> [REQUIRED WORK]: From the records below, copy every line that contains the word "JSON".

-- Begin DATASET ENTRIES --

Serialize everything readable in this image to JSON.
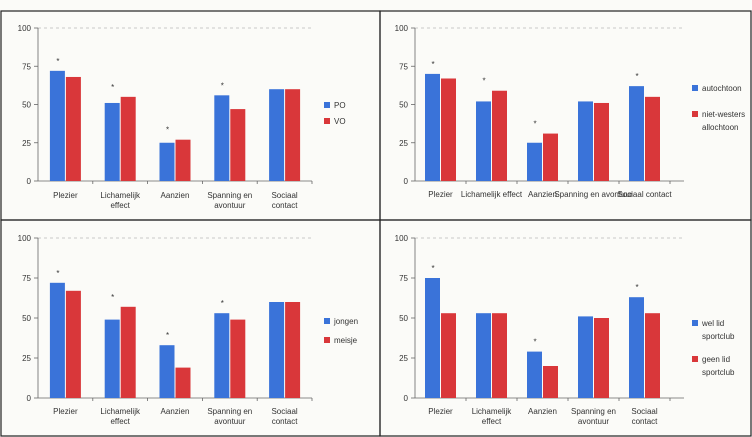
{
  "colors": {
    "blue": "#3a73d9",
    "red": "#d9373a",
    "grid": "#b8b8b8",
    "axis": "#666666",
    "border": "#222222"
  },
  "chart_data": [
    {
      "type": "bar",
      "categories": [
        [
          "Plezier"
        ],
        [
          "Lichamelijk",
          "effect"
        ],
        [
          "Aanzien"
        ],
        [
          "Spanning en",
          "avontuur"
        ],
        [
          "Sociaal",
          "contact"
        ]
      ],
      "series": [
        {
          "name": [
            "PO"
          ],
          "values": [
            72,
            51,
            25,
            56,
            60
          ]
        },
        {
          "name": [
            "VO"
          ],
          "values": [
            68,
            55,
            27,
            47,
            60
          ]
        }
      ],
      "significance": [
        "*",
        "*",
        "*",
        "*",
        ""
      ],
      "yticks": [
        0,
        25,
        50,
        75,
        100
      ],
      "ylim": [
        0,
        100
      ],
      "grid": "dashed at 100",
      "legend": "right"
    },
    {
      "type": "bar",
      "categories": [
        [
          "Plezier"
        ],
        [
          "Lichamelijk effect"
        ],
        [
          "Aanzien"
        ],
        [
          "Spanning en avontuur"
        ],
        [
          "Sociaal contact"
        ]
      ],
      "series": [
        {
          "name": [
            "autochtoon"
          ],
          "values": [
            70,
            52,
            25,
            52,
            62
          ]
        },
        {
          "name": [
            "niet-westers",
            "allochtoon"
          ],
          "values": [
            67,
            59,
            31,
            51,
            55
          ]
        }
      ],
      "significance": [
        "*",
        "*",
        "*",
        "",
        "*"
      ],
      "yticks": [
        0,
        25,
        50,
        75,
        100
      ],
      "ylim": [
        0,
        100
      ],
      "grid": "dashed at 100",
      "legend": "right"
    },
    {
      "type": "bar",
      "categories": [
        [
          "Plezier"
        ],
        [
          "Lichamelijk",
          "effect"
        ],
        [
          "Aanzien"
        ],
        [
          "Spanning en",
          "avontuur"
        ],
        [
          "Sociaal",
          "contact"
        ]
      ],
      "series": [
        {
          "name": [
            "jongen"
          ],
          "values": [
            72,
            49,
            33,
            53,
            60
          ]
        },
        {
          "name": [
            "meisje"
          ],
          "values": [
            67,
            57,
            19,
            49,
            60
          ]
        }
      ],
      "significance": [
        "*",
        "*",
        "*",
        "*",
        ""
      ],
      "yticks": [
        0,
        25,
        50,
        75,
        100
      ],
      "ylim": [
        0,
        100
      ],
      "grid": "dashed at 100",
      "legend": "right"
    },
    {
      "type": "bar",
      "categories": [
        [
          "Plezier"
        ],
        [
          "Lichamelijk",
          "effect"
        ],
        [
          "Aanzien"
        ],
        [
          "Spanning en",
          "avontuur"
        ],
        [
          "Sociaal",
          "contact"
        ]
      ],
      "series": [
        {
          "name": [
            "wel lid",
            "sportclub"
          ],
          "values": [
            75,
            53,
            29,
            51,
            63
          ]
        },
        {
          "name": [
            "geen lid",
            "sportclub"
          ],
          "values": [
            53,
            53,
            20,
            50,
            53
          ]
        }
      ],
      "significance": [
        "*",
        "",
        "*",
        "",
        "*"
      ],
      "yticks": [
        0,
        25,
        50,
        75,
        100
      ],
      "ylim": [
        0,
        100
      ],
      "grid": "dashed at 100",
      "legend": "right"
    }
  ]
}
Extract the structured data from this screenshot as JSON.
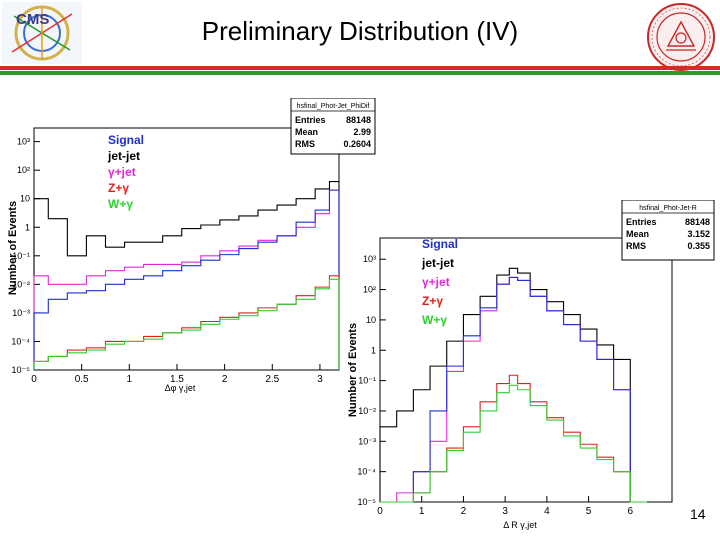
{
  "slide": {
    "title": "Preliminary Distribution (IV)",
    "page_number": "14",
    "logo_left": "CMS",
    "rule_colors": {
      "red": "#d42a2a",
      "green": "#2f9a2a"
    }
  },
  "chart_data": [
    {
      "type": "line",
      "subtype": "step-histogram",
      "title": "",
      "xlabel": "Δφ γ,jet",
      "ylabel": "Number of Events",
      "yscale": "log",
      "xlim": [
        0,
        3.2
      ],
      "ylim": [
        1e-05,
        3000
      ],
      "x_ticks": [
        "0",
        "0.5",
        "1",
        "1.5",
        "2",
        "2.5",
        "3"
      ],
      "x_tick_values": [
        0,
        0.5,
        1,
        1.5,
        2,
        2.5,
        3
      ],
      "y_ticks": [
        "10³",
        "10²",
        "10",
        "1",
        "10⁻¹",
        "10⁻²",
        "10⁻³",
        "10⁻⁴",
        "10⁻⁵"
      ],
      "y_tick_values": [
        1000,
        100,
        10,
        1,
        0.1,
        0.01,
        0.001,
        0.0001,
        1e-05
      ],
      "stats": {
        "name": "hsfinal_Phot-Jet_PhiDif",
        "rows": [
          {
            "label": "Entries",
            "value": "88148"
          },
          {
            "label": "Mean",
            "value": "2.99"
          },
          {
            "label": "RMS",
            "value": "0.2604"
          }
        ]
      },
      "legend": [
        {
          "label": "Signal",
          "color": "#1f2fd0"
        },
        {
          "label": "jet-jet",
          "color": "#000000"
        },
        {
          "label": "γ+jet",
          "color": "#e02ad8"
        },
        {
          "label": "Z+γ",
          "color": "#e02020"
        },
        {
          "label": "W+γ",
          "color": "#2ed02e"
        }
      ],
      "x": [
        0.05,
        0.25,
        0.45,
        0.65,
        0.85,
        1.05,
        1.25,
        1.45,
        1.65,
        1.85,
        2.05,
        2.25,
        2.45,
        2.65,
        2.85,
        3.05,
        3.15
      ],
      "series": [
        {
          "name": "jet-jet",
          "color": "#000000",
          "values": [
            10,
            2,
            0.1,
            0.5,
            0.2,
            0.3,
            0.3,
            0.5,
            0.9,
            1.2,
            1.8,
            2.5,
            4,
            6,
            10,
            22,
            40
          ]
        },
        {
          "name": "γ+jet",
          "color": "#e02ad8",
          "values": [
            0.02,
            0.01,
            0.01,
            0.02,
            0.03,
            0.04,
            0.05,
            0.05,
            0.06,
            0.1,
            0.15,
            0.22,
            0.35,
            0.5,
            1,
            3,
            20
          ]
        },
        {
          "name": "Signal",
          "color": "#1f2fd0",
          "values": [
            0.001,
            0.003,
            0.005,
            0.006,
            0.01,
            0.015,
            0.02,
            0.03,
            0.045,
            0.07,
            0.11,
            0.18,
            0.3,
            0.5,
            1.5,
            4,
            20
          ]
        },
        {
          "name": "Z+γ",
          "color": "#e02020",
          "values": [
            2e-05,
            3e-05,
            5e-05,
            6e-05,
            0.0001,
            0.0001,
            0.00015,
            0.0002,
            0.0003,
            0.0005,
            0.0007,
            0.001,
            0.0015,
            0.002,
            0.004,
            0.008,
            0.02
          ]
        },
        {
          "name": "W+γ",
          "color": "#2ed02e",
          "values": [
            2e-05,
            3e-05,
            4e-05,
            5e-05,
            8e-05,
            0.0001,
            0.00012,
            0.0002,
            0.00025,
            0.0004,
            0.0006,
            0.0008,
            0.0012,
            0.002,
            0.003,
            0.007,
            0.015
          ]
        }
      ]
    },
    {
      "type": "line",
      "subtype": "step-histogram",
      "title": "",
      "xlabel": "Δ R γ,jet",
      "ylabel": "Number of Events",
      "yscale": "log",
      "xlim": [
        0,
        7
      ],
      "ylim": [
        1e-05,
        5000
      ],
      "x_ticks": [
        "0",
        "1",
        "2",
        "3",
        "4",
        "5",
        "6"
      ],
      "x_tick_values": [
        0,
        1,
        2,
        3,
        4,
        5,
        6
      ],
      "y_ticks": [
        "10³",
        "10²",
        "10",
        "1",
        "10⁻¹",
        "10⁻²",
        "10⁻³",
        "10⁻⁴",
        "10⁻⁵"
      ],
      "y_tick_values": [
        1000,
        100,
        10,
        1,
        0.1,
        0.01,
        0.001,
        0.0001,
        1e-05
      ],
      "stats": {
        "name": "hsfinal_Phot-Jet-R",
        "rows": [
          {
            "label": "Entries",
            "value": "88148"
          },
          {
            "label": "Mean",
            "value": "3.152"
          },
          {
            "label": "RMS",
            "value": "0.355"
          }
        ]
      },
      "legend": [
        {
          "label": "Signal",
          "color": "#1f2fd0"
        },
        {
          "label": "jet-jet",
          "color": "#000000"
        },
        {
          "label": "γ+jet",
          "color": "#e02ad8"
        },
        {
          "label": "Z+γ",
          "color": "#e02020"
        },
        {
          "label": "W+γ",
          "color": "#2ed02e"
        }
      ],
      "x": [
        0.2,
        0.6,
        1.0,
        1.4,
        1.8,
        2.2,
        2.6,
        3.0,
        3.2,
        3.4,
        3.8,
        4.2,
        4.6,
        5.0,
        5.4,
        5.8,
        6.2
      ],
      "series": [
        {
          "name": "jet-jet",
          "color": "#000000",
          "values": [
            0.003,
            0.01,
            0.05,
            0.3,
            2,
            15,
            60,
            300,
            500,
            350,
            100,
            40,
            15,
            5,
            1.5,
            0.5,
            1e-05
          ]
        },
        {
          "name": "γ+jet",
          "color": "#e02ad8",
          "values": [
            1e-05,
            2e-05,
            0.0001,
            0.001,
            0.2,
            2,
            20,
            150,
            250,
            200,
            60,
            20,
            7,
            2,
            0.5,
            0.05,
            1e-05
          ]
        },
        {
          "name": "Signal",
          "color": "#1f2fd0",
          "values": [
            1e-05,
            1e-05,
            0.0001,
            0.01,
            0.3,
            3,
            25,
            150,
            250,
            200,
            60,
            20,
            7,
            2,
            0.5,
            0.05,
            1e-05
          ]
        },
        {
          "name": "Z+γ",
          "color": "#e02020",
          "values": [
            1e-05,
            1e-05,
            2e-05,
            0.0001,
            0.0006,
            0.003,
            0.02,
            0.08,
            0.15,
            0.08,
            0.02,
            0.006,
            0.002,
            0.0008,
            0.0003,
            0.0001,
            1e-05
          ]
        },
        {
          "name": "W+γ",
          "color": "#2ed02e",
          "values": [
            1e-05,
            1e-05,
            2e-05,
            0.0001,
            0.0005,
            0.002,
            0.01,
            0.04,
            0.07,
            0.05,
            0.015,
            0.005,
            0.0015,
            0.0006,
            0.00025,
            0.0001,
            1e-05
          ]
        }
      ]
    }
  ]
}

-- End DATASET ENTRIES --

> [ANSWER TO THIS TASK]:
Serialize everything readable in this image to JSON.
Extract the structured data from this screenshot as JSON.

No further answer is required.